--- WHAT IS NEEDED ---
Each record that follows should be repeated exactly, minus any images.

[start ENTRIES]

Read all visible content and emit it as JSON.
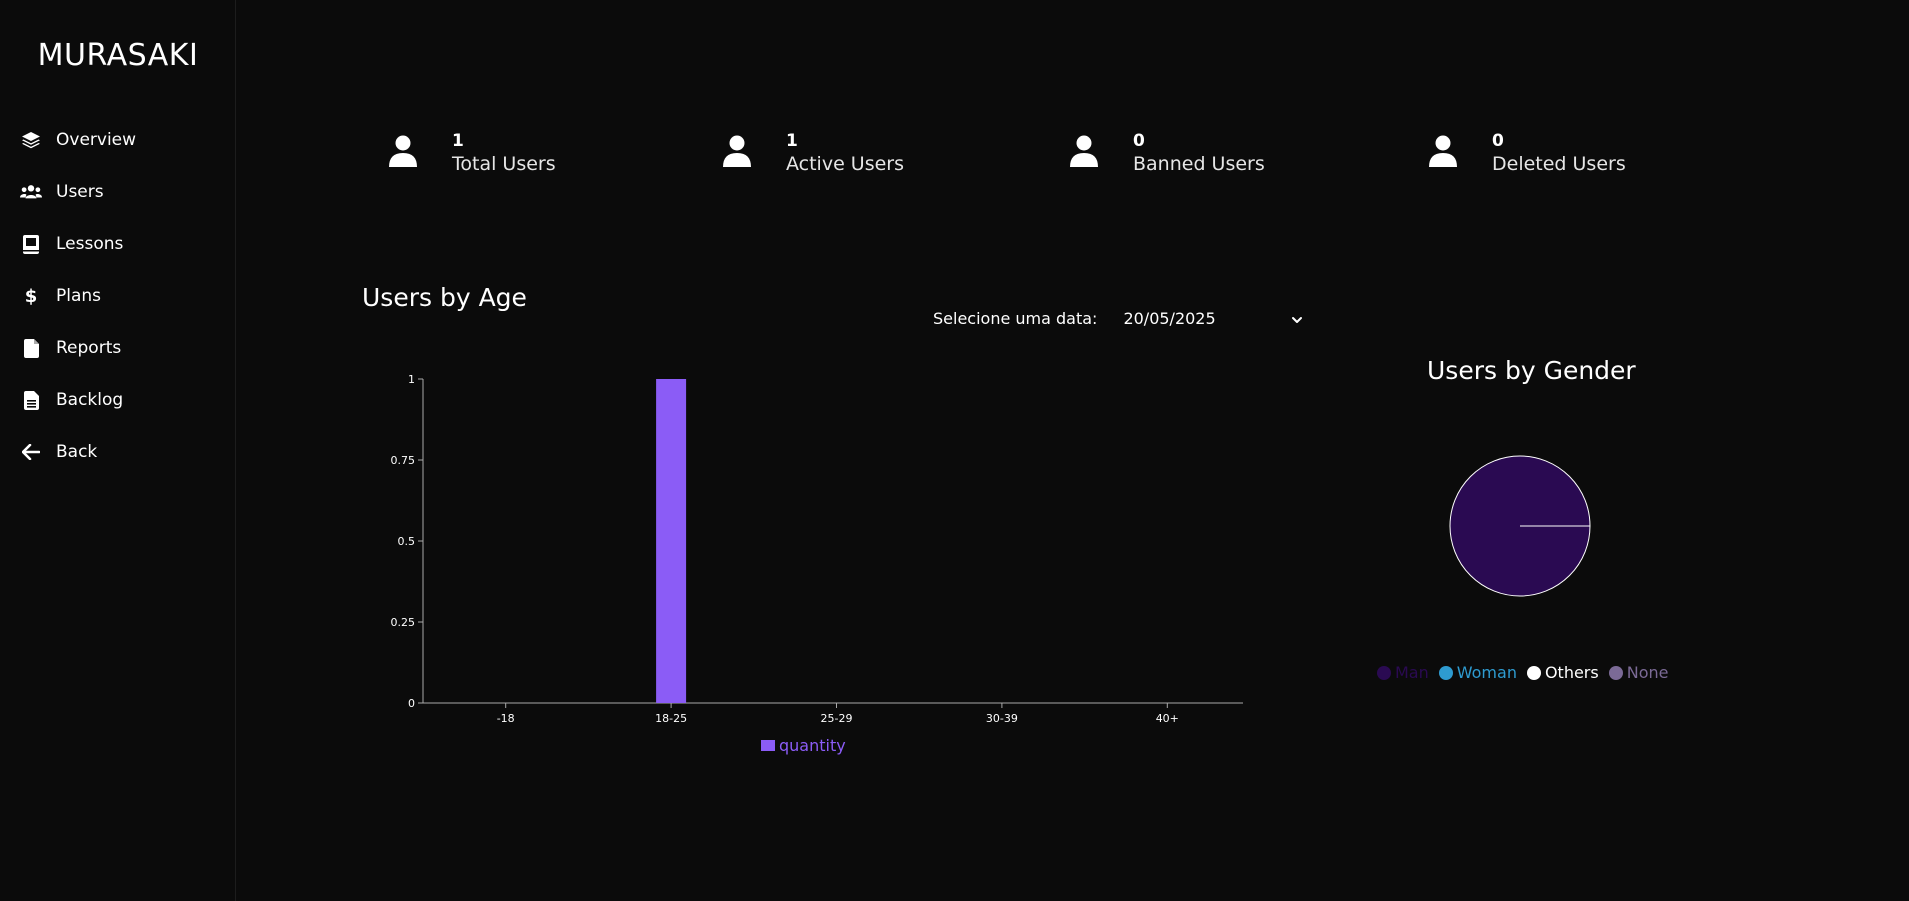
{
  "brand": "MURASAKI",
  "sidebar": {
    "items": [
      {
        "label": "Overview",
        "icon": "layers-icon"
      },
      {
        "label": "Users",
        "icon": "users-icon"
      },
      {
        "label": "Lessons",
        "icon": "book-icon"
      },
      {
        "label": "Plans",
        "icon": "dollar-icon"
      },
      {
        "label": "Reports",
        "icon": "file-icon"
      },
      {
        "label": "Backlog",
        "icon": "file-text-icon"
      },
      {
        "label": "Back",
        "icon": "arrow-left-icon"
      }
    ]
  },
  "stats": [
    {
      "value": "1",
      "label": "Total Users",
      "icon": "user-icon"
    },
    {
      "value": "1",
      "label": "Active Users",
      "icon": "user-icon"
    },
    {
      "value": "0",
      "label": "Banned Users",
      "icon": "user-icon"
    },
    {
      "value": "0",
      "label": "Deleted Users",
      "icon": "user-icon"
    }
  ],
  "age_section": {
    "title": "Users by Age",
    "date_label": "Selecione uma data:",
    "date_value": "20/05/2025"
  },
  "gender_section": {
    "title": "Users by Gender"
  },
  "colors": {
    "background": "#0b0b0b",
    "bar": "#8b5cf6",
    "man": "#2a0a52",
    "woman": "#2e9bd0",
    "others": "#ffffff",
    "none": "#7b6a96"
  },
  "chart_data": [
    {
      "type": "bar",
      "categories": [
        "-18",
        "18-25",
        "25-29",
        "30-39",
        "40+"
      ],
      "series": [
        {
          "name": "quantity",
          "values": [
            0,
            1,
            0,
            0,
            0
          ]
        }
      ],
      "yticks": [
        "0",
        "0.25",
        "0.5",
        "0.75",
        "1"
      ],
      "ylim": [
        0,
        1
      ],
      "legend": "bottom"
    },
    {
      "type": "pie",
      "labels": [
        "Man",
        "Woman",
        "Others",
        "None"
      ],
      "values": [
        1,
        0,
        0,
        0
      ],
      "legend": "bottom"
    }
  ]
}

[end ENTRIES]

--- TASK SOLUTION ---
Read all visible content and emit it as JSON.
{
  "brand": "MURASAKI",
  "sidebar": {
    "items": [
      {
        "label": "Overview",
        "icon": "layers-icon"
      },
      {
        "label": "Users",
        "icon": "users-icon"
      },
      {
        "label": "Lessons",
        "icon": "book-icon"
      },
      {
        "label": "Plans",
        "icon": "dollar-icon"
      },
      {
        "label": "Reports",
        "icon": "file-icon"
      },
      {
        "label": "Backlog",
        "icon": "file-text-icon"
      },
      {
        "label": "Back",
        "icon": "arrow-left-icon"
      }
    ]
  },
  "stats": [
    {
      "value": "1",
      "label": "Total Users",
      "icon": "user-icon"
    },
    {
      "value": "1",
      "label": "Active Users",
      "icon": "user-icon"
    },
    {
      "value": "0",
      "label": "Banned Users",
      "icon": "user-icon"
    },
    {
      "value": "0",
      "label": "Deleted Users",
      "icon": "user-icon"
    }
  ],
  "age_section": {
    "title": "Users by Age",
    "date_label": "Selecione uma data:",
    "date_value": "20/05/2025"
  },
  "gender_section": {
    "title": "Users by Gender"
  },
  "colors": {
    "background": "#0b0b0b",
    "bar": "#8b5cf6",
    "man": "#2a0a52",
    "woman": "#2e9bd0",
    "others": "#ffffff",
    "none": "#7b6a96"
  },
  "chart_data": [
    {
      "type": "bar",
      "categories": [
        "-18",
        "18-25",
        "25-29",
        "30-39",
        "40+"
      ],
      "series": [
        {
          "name": "quantity",
          "values": [
            0,
            1,
            0,
            0,
            0
          ]
        }
      ],
      "yticks": [
        "0",
        "0.25",
        "0.5",
        "0.75",
        "1"
      ],
      "ylim": [
        0,
        1
      ],
      "legend": "bottom"
    },
    {
      "type": "pie",
      "labels": [
        "Man",
        "Woman",
        "Others",
        "None"
      ],
      "values": [
        1,
        0,
        0,
        0
      ],
      "legend": "bottom"
    }
  ]
}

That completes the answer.